··· Data lines ···

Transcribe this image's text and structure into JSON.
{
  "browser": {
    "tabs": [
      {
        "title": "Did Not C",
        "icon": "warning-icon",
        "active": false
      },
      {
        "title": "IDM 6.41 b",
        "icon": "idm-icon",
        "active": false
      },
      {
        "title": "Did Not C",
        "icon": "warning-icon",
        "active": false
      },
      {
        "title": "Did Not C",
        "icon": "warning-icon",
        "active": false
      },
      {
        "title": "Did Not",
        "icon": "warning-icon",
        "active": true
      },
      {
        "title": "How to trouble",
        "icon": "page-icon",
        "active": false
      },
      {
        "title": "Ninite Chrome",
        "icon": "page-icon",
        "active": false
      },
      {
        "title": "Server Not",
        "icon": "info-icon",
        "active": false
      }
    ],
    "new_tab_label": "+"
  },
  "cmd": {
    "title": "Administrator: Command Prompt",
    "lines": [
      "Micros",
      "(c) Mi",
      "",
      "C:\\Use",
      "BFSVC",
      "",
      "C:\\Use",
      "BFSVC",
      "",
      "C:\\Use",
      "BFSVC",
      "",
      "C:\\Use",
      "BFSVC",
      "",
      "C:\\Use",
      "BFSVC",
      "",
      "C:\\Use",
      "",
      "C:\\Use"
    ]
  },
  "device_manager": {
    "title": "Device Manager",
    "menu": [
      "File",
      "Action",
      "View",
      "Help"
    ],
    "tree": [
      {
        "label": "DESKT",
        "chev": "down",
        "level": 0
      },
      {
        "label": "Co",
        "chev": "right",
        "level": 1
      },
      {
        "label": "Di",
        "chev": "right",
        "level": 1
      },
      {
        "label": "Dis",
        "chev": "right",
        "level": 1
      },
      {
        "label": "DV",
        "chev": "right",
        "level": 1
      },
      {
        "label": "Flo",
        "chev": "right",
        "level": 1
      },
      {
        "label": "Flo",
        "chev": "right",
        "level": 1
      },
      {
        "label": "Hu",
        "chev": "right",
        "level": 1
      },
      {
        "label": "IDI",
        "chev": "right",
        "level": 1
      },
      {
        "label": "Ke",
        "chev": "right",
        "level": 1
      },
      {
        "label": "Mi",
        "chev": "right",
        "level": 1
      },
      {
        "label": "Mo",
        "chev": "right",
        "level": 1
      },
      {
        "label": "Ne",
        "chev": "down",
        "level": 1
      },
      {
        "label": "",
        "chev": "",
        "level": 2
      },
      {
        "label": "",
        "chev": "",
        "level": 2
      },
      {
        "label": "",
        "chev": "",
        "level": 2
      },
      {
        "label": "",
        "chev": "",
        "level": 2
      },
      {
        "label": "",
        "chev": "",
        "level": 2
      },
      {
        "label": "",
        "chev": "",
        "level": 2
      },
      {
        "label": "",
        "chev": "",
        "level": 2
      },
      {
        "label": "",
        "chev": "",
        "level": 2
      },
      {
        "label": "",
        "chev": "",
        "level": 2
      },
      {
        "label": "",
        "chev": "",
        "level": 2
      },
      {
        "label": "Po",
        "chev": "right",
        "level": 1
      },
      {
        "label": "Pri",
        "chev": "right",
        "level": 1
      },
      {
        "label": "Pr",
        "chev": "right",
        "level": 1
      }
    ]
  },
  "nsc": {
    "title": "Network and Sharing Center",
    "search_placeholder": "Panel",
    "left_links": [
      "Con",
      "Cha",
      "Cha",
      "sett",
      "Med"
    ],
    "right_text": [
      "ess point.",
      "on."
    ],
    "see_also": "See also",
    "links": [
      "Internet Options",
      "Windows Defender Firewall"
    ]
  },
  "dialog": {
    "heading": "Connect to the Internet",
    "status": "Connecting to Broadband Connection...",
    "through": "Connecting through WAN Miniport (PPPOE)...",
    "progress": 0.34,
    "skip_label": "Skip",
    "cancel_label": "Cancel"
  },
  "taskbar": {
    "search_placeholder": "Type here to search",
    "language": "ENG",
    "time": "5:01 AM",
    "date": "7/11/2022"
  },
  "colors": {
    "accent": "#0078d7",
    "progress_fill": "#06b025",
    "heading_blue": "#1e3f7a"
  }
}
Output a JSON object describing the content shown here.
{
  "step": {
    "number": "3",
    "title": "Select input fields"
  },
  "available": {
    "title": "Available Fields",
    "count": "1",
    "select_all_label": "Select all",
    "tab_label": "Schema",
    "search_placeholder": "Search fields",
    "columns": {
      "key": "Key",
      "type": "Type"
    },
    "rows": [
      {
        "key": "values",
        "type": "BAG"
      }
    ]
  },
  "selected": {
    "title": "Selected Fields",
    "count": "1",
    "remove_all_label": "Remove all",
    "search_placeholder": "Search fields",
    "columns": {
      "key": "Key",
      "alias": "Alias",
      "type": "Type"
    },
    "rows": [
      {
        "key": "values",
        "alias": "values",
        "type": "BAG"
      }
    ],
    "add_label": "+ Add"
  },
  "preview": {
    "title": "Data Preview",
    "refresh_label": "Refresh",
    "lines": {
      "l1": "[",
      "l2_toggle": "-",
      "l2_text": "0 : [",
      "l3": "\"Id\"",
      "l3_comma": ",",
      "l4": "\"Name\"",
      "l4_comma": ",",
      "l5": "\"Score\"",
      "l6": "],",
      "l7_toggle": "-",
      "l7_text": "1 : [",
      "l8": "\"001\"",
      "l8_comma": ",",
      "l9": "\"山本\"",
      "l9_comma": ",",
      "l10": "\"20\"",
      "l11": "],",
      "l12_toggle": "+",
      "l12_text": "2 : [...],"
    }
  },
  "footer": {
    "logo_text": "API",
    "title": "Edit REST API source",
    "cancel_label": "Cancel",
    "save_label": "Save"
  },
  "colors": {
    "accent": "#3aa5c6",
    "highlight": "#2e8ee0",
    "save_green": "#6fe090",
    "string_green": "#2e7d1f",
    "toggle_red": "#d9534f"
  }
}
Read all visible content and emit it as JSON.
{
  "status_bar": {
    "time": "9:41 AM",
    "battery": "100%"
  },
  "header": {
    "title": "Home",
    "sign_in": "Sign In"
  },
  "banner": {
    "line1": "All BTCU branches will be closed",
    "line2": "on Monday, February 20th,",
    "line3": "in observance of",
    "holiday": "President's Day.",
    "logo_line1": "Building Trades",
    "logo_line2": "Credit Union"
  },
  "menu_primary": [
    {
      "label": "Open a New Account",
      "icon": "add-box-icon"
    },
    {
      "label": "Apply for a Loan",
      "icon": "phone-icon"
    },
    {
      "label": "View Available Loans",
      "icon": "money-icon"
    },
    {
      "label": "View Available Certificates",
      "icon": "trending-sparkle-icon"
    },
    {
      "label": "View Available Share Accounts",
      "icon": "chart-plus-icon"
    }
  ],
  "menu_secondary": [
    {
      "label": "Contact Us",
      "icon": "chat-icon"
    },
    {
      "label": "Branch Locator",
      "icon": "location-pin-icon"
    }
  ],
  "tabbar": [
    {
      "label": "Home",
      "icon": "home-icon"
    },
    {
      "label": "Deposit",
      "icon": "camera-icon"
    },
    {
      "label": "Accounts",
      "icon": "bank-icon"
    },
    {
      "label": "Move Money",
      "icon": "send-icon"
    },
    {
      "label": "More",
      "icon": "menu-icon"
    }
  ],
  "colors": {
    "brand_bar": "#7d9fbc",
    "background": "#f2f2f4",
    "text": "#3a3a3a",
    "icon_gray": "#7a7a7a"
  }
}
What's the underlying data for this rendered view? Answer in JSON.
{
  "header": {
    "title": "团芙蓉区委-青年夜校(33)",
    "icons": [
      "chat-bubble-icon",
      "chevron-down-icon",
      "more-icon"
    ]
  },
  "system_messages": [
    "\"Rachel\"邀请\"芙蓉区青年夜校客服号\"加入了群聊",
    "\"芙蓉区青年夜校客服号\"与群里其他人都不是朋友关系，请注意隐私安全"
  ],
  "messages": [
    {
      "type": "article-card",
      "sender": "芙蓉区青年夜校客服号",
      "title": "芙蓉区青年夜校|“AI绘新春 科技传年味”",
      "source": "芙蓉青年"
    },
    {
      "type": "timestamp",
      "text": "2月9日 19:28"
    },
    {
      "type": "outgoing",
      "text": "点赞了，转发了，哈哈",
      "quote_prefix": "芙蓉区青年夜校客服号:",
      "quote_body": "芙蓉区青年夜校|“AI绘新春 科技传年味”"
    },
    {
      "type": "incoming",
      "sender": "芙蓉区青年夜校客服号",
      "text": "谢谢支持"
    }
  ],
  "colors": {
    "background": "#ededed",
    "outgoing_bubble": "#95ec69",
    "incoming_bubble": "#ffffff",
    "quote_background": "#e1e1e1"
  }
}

···

**Written request**
Check each line above for the string "Cancel" and show the ones that have it.

**Task answer**
    "cancel_label": "Cancel"
    "cancel_label": "Cancel",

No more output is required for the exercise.